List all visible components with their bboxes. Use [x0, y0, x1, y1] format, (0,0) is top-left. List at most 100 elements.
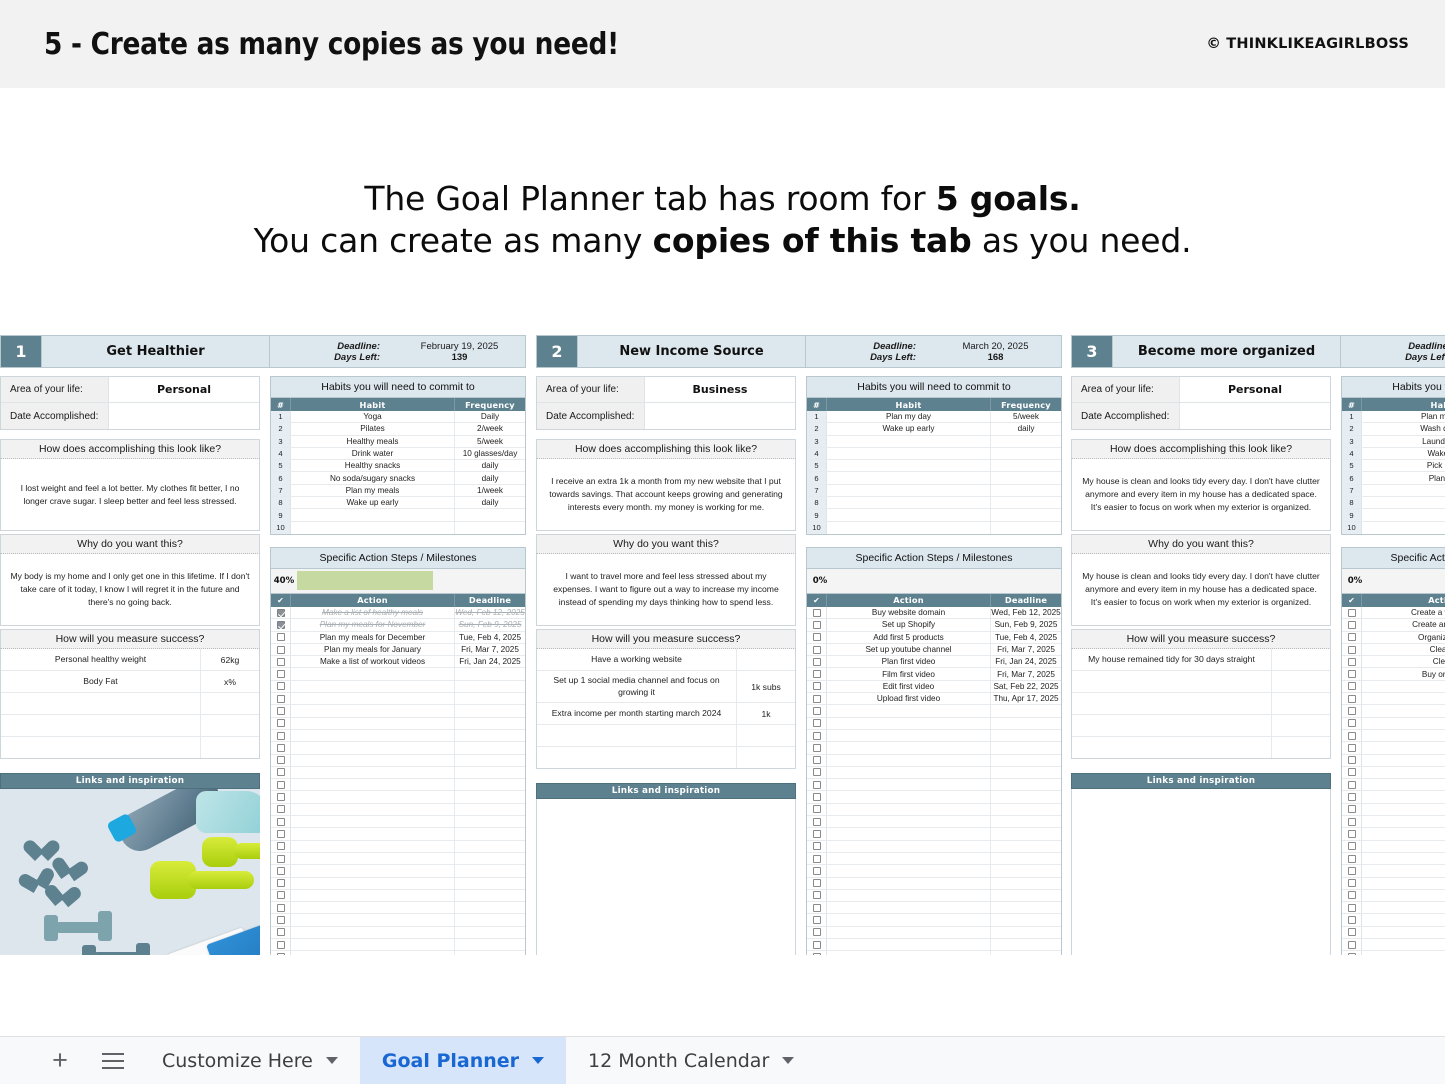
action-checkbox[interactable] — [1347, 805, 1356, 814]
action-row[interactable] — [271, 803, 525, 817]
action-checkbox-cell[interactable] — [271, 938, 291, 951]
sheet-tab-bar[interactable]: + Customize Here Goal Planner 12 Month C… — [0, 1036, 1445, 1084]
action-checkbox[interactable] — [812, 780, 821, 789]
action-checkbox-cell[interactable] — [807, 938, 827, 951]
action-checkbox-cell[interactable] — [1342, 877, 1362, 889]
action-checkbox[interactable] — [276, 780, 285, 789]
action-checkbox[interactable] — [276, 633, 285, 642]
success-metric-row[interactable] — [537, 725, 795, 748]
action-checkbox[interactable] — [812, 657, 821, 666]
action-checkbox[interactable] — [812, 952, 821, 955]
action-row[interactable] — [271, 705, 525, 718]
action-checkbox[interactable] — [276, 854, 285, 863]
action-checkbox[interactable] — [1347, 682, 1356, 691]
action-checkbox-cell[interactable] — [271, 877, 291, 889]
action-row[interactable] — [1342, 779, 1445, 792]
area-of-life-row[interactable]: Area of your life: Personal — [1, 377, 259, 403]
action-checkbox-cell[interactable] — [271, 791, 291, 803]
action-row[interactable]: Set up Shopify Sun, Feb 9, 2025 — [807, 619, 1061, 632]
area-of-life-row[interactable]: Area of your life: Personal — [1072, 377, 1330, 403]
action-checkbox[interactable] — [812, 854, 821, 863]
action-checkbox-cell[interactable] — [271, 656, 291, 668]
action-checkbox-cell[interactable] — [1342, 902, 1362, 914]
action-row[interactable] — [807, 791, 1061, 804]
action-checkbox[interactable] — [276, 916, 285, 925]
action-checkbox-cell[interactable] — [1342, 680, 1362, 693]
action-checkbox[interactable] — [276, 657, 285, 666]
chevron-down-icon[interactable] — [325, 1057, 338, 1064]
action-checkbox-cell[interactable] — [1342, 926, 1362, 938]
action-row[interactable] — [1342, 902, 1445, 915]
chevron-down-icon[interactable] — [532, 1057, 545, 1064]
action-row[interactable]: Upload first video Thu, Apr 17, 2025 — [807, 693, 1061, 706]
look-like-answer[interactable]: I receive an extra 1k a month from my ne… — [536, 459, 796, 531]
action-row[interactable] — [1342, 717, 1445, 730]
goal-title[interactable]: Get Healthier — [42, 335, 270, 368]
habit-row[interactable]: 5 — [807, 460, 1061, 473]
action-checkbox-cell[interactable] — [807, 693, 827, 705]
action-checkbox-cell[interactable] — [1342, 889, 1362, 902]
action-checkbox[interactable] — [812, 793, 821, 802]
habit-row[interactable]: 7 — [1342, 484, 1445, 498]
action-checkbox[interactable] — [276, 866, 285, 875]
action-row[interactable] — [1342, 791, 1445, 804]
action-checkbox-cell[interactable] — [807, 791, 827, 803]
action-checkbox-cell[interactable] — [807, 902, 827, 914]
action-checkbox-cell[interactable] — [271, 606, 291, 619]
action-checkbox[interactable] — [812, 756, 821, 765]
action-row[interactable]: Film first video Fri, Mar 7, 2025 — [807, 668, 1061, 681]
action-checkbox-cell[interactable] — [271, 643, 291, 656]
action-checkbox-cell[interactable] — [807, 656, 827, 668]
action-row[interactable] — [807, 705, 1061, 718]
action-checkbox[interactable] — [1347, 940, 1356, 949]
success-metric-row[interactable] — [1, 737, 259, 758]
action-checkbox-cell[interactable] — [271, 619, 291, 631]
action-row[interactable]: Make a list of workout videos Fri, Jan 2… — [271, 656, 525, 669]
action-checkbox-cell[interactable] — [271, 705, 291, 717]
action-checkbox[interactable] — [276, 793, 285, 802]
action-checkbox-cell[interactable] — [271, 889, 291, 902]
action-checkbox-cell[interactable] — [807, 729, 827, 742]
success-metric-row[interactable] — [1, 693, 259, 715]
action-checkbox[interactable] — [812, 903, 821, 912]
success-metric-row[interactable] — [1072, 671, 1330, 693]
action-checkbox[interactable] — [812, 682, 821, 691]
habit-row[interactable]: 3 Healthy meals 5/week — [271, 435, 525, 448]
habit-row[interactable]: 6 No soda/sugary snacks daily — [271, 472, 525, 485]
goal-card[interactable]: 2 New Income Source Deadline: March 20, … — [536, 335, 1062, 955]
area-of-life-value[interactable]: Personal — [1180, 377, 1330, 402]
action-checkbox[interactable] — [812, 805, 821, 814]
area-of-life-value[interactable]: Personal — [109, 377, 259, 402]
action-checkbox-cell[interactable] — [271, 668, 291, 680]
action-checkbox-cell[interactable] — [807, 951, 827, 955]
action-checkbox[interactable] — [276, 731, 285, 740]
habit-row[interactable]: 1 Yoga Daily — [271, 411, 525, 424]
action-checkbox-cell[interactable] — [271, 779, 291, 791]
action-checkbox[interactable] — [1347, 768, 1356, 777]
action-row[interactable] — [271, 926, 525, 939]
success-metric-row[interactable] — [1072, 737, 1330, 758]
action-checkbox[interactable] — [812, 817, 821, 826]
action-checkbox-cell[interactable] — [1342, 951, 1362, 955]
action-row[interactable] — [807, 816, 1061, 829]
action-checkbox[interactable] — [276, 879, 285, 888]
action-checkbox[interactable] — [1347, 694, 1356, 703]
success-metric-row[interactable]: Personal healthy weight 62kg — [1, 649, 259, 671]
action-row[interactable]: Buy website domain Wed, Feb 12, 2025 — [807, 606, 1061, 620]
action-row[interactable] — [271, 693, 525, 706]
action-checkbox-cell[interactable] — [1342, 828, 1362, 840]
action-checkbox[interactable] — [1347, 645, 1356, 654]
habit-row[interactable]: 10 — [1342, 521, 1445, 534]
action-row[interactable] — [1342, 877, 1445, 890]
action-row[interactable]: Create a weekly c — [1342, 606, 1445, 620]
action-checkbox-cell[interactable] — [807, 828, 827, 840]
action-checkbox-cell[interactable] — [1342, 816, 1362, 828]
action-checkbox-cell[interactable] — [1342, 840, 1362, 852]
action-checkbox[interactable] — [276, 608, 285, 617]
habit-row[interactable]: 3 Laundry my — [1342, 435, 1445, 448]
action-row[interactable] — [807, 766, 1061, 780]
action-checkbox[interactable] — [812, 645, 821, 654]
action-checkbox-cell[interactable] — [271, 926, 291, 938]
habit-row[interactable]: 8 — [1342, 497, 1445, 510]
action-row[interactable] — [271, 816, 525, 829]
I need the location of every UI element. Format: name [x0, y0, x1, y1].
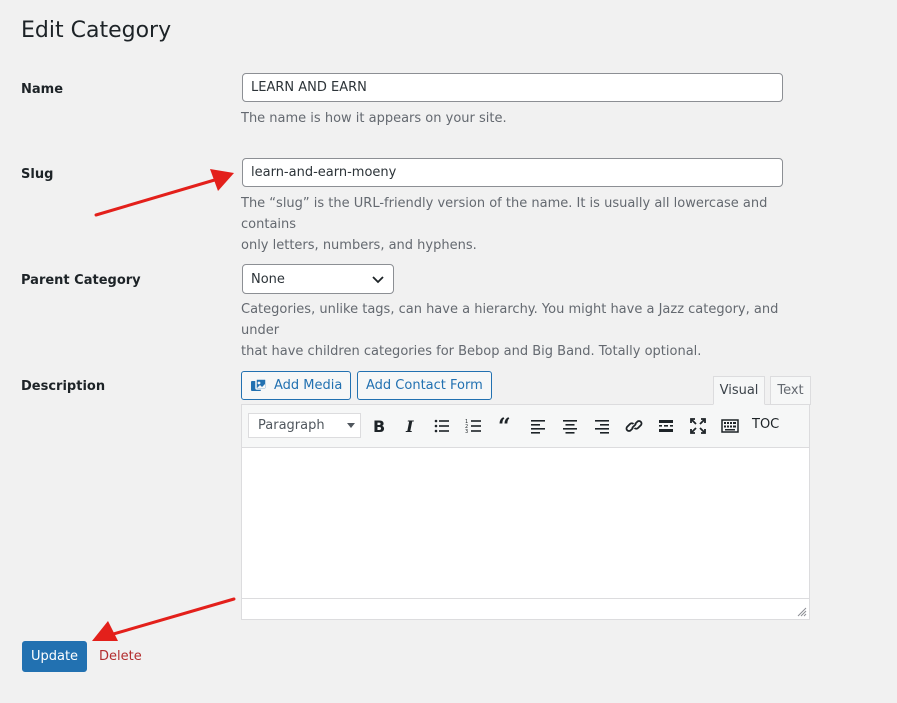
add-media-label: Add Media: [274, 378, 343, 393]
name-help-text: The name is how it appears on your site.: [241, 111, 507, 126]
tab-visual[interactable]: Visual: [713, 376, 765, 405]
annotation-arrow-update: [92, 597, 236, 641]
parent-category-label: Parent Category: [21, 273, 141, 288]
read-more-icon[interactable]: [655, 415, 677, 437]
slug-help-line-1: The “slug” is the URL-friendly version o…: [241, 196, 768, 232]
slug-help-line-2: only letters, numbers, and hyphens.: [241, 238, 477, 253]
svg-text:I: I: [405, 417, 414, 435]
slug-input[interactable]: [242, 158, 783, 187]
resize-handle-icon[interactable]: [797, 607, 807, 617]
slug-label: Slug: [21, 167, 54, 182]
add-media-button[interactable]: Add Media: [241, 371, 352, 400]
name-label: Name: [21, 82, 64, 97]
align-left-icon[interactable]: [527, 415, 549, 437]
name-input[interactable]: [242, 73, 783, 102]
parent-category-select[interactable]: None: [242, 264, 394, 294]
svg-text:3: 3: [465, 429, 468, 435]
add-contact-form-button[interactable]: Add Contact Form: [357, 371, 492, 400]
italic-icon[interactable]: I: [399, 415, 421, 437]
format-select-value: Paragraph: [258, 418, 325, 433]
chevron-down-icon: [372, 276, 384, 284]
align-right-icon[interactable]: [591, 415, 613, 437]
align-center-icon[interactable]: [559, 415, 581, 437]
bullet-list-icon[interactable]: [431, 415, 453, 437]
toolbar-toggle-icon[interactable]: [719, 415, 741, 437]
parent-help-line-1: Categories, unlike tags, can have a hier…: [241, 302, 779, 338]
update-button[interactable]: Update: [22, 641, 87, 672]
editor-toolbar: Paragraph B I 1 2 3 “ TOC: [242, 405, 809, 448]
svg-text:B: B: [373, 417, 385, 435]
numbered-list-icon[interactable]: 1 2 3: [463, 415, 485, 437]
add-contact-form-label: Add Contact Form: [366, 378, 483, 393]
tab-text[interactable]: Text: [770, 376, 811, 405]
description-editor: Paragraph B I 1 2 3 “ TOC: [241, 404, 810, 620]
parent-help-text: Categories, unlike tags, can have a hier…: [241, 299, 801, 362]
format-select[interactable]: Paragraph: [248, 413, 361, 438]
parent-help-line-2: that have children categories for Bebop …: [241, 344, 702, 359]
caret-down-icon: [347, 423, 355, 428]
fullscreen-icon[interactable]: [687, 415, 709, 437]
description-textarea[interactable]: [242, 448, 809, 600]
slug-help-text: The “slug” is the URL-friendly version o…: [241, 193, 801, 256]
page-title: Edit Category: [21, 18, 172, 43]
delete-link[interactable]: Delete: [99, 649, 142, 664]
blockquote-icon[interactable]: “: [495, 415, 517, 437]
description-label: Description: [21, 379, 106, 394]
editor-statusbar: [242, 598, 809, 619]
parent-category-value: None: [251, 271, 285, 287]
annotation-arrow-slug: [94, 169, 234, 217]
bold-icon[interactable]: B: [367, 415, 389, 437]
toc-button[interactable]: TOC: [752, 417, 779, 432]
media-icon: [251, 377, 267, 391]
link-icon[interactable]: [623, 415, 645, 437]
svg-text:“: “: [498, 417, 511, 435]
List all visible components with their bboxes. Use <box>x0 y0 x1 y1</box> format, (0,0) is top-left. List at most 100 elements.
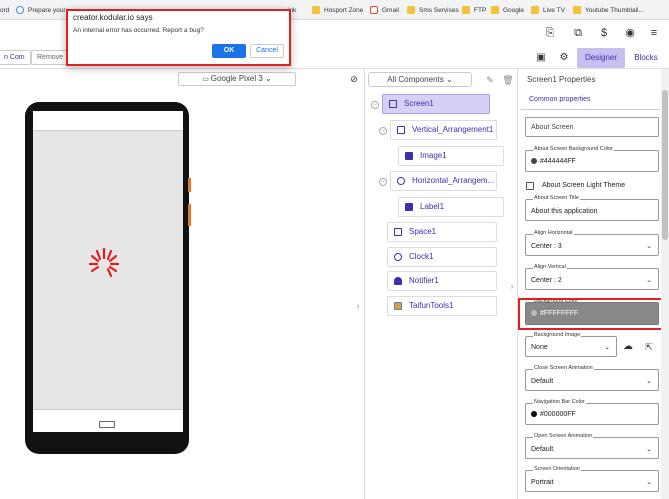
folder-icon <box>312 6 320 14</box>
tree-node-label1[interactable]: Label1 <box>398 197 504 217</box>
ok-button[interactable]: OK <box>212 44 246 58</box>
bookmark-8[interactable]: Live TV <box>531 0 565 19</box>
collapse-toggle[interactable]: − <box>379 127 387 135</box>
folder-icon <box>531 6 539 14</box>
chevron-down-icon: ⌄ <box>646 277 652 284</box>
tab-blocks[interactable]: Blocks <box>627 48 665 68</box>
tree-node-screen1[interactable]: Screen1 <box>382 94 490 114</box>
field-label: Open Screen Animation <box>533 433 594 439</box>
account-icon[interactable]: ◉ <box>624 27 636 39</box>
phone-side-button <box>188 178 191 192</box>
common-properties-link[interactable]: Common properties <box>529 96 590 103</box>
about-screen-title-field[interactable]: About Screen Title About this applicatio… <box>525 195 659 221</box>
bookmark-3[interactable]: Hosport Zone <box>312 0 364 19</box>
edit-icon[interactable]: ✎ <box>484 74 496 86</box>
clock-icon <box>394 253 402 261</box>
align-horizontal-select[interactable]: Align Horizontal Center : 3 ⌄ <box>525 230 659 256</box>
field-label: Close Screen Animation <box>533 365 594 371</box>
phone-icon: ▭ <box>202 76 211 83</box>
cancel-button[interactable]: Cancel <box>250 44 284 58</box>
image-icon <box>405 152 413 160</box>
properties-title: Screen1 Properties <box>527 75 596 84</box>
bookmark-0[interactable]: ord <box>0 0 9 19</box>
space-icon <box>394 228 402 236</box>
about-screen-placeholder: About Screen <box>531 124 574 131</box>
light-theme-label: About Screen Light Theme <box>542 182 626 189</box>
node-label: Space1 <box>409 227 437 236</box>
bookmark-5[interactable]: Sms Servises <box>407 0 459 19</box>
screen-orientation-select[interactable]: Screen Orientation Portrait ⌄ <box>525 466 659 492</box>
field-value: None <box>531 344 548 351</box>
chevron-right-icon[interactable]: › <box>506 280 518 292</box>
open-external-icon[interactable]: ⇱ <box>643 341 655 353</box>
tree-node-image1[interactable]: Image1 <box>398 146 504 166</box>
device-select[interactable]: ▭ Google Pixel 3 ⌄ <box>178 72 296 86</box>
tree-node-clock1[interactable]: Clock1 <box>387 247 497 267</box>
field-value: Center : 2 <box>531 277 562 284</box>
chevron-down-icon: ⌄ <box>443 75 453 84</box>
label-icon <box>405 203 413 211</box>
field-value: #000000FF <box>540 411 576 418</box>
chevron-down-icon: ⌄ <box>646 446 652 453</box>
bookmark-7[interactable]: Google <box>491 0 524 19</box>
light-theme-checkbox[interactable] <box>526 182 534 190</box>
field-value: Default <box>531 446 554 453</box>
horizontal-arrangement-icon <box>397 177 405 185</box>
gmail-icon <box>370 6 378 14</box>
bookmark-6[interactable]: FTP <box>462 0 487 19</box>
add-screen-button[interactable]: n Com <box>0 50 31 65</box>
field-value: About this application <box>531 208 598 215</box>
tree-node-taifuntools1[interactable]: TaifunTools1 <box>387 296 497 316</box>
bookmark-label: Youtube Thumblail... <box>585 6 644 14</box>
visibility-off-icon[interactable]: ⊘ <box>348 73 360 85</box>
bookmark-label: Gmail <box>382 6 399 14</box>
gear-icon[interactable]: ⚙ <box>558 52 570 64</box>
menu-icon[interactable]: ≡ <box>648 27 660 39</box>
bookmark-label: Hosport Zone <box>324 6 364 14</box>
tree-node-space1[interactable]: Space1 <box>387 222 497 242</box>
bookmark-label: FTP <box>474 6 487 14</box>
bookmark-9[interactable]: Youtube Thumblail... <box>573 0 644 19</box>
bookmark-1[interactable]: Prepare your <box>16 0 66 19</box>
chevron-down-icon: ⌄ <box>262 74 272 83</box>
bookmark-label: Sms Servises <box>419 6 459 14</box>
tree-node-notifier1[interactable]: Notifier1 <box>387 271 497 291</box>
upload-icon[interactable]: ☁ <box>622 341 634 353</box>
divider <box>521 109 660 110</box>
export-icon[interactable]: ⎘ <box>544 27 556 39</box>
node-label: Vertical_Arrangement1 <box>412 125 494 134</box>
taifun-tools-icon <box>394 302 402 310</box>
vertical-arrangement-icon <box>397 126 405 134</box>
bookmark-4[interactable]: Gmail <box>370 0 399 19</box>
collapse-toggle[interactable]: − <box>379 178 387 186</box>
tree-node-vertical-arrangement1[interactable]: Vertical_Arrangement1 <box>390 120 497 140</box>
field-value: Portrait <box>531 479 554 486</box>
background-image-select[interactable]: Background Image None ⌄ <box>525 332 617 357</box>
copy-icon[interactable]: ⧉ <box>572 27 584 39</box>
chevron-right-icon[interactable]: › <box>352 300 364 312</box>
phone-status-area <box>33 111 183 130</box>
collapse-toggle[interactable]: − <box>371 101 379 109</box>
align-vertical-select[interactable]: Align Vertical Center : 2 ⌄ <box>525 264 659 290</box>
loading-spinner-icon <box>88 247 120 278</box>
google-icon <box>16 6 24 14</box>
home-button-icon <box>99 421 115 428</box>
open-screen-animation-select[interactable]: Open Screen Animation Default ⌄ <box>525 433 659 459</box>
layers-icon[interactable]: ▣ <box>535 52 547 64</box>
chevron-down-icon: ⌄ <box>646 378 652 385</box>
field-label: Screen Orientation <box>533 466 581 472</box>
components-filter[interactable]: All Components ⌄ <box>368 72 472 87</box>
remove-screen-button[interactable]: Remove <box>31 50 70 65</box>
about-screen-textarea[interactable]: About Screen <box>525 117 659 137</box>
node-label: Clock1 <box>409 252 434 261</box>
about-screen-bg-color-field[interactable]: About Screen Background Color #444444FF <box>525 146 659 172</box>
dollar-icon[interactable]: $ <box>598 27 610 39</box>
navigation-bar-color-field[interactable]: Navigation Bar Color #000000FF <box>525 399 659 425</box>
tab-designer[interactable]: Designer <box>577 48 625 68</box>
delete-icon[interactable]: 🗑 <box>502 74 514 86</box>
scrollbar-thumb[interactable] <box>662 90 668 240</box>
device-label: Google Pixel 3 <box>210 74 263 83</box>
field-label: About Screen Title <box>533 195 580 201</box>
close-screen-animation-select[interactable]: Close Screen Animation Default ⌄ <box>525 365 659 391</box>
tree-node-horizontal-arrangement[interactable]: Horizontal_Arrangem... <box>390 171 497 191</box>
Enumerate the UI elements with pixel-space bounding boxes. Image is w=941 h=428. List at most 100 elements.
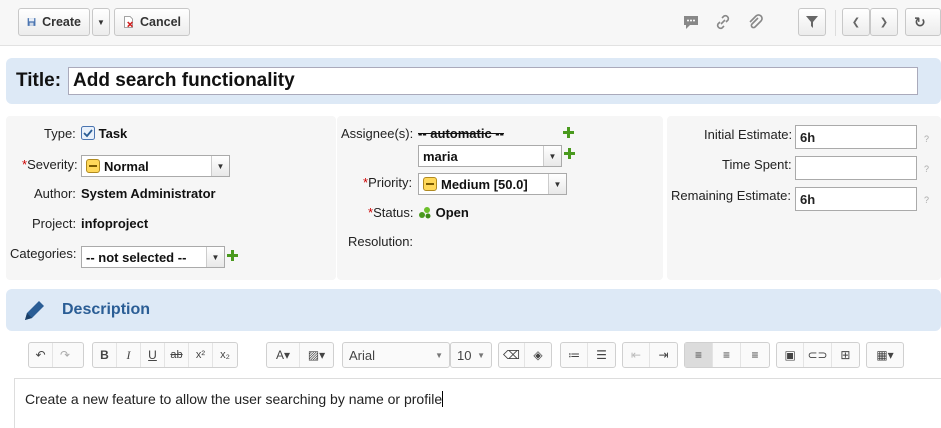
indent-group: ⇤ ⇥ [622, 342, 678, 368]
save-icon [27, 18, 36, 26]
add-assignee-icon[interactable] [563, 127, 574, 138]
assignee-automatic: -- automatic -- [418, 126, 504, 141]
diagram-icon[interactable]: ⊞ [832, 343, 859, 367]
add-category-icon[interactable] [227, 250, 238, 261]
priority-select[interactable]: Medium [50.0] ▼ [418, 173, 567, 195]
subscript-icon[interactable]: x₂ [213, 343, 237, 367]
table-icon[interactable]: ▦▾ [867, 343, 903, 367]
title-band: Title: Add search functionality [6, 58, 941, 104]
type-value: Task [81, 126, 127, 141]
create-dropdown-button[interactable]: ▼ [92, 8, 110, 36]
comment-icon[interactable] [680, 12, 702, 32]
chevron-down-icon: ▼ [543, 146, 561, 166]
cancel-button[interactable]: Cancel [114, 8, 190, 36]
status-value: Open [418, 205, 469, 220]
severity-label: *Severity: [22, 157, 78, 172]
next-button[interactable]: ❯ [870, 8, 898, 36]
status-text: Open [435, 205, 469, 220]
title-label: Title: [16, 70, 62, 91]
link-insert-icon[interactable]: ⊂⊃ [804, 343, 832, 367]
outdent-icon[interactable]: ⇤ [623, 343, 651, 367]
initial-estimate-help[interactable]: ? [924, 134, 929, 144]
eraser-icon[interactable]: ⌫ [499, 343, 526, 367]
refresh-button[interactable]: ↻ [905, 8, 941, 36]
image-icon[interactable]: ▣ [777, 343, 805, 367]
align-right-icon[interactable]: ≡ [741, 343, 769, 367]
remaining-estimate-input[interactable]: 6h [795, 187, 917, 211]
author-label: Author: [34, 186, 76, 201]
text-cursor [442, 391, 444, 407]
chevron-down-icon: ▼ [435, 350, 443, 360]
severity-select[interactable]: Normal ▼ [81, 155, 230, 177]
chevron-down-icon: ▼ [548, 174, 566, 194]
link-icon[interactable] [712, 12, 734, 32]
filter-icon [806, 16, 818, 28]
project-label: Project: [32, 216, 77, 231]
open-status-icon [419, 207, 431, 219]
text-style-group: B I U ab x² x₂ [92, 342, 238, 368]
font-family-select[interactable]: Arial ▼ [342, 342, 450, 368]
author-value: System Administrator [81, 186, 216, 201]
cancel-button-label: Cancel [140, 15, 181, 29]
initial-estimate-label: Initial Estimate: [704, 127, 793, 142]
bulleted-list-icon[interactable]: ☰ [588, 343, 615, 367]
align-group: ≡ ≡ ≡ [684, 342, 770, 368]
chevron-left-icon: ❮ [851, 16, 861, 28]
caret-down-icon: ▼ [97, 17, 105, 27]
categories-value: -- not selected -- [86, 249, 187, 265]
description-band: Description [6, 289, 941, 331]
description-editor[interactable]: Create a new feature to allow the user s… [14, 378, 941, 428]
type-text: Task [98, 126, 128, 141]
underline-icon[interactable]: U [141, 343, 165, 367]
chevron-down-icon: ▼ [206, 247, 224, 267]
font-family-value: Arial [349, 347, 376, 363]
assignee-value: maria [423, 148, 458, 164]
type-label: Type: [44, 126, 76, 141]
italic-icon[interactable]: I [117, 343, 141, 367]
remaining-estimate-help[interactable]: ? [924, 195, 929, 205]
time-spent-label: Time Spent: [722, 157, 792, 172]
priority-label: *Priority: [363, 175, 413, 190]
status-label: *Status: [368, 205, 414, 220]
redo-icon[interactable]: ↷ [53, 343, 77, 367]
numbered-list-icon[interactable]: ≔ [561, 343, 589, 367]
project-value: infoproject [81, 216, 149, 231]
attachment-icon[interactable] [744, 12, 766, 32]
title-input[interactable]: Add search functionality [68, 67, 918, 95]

:::

(PROMPT): Reproduce the lines starting at the one containing "indent-group: ⇤ ⇥ [622, 342, 678, 368]" and ending at the one containing "subscript-icon[interactable]: x₂ [213, 343, 237, 367]", both included.

(EXERCISE RESULT):
indent-group: ⇤ ⇥ [622, 342, 678, 368]
save-icon [27, 18, 36, 26]
add-assignee-icon[interactable] [563, 127, 574, 138]
assignee-automatic: -- automatic -- [418, 126, 504, 141]
diagram-icon[interactable]: ⊞ [832, 343, 859, 367]
add-category-icon[interactable] [227, 250, 238, 261]
priority-select[interactable]: Medium [50.0] ▼ [418, 173, 567, 195]
subscript-icon[interactable]: x₂ [213, 343, 237, 367]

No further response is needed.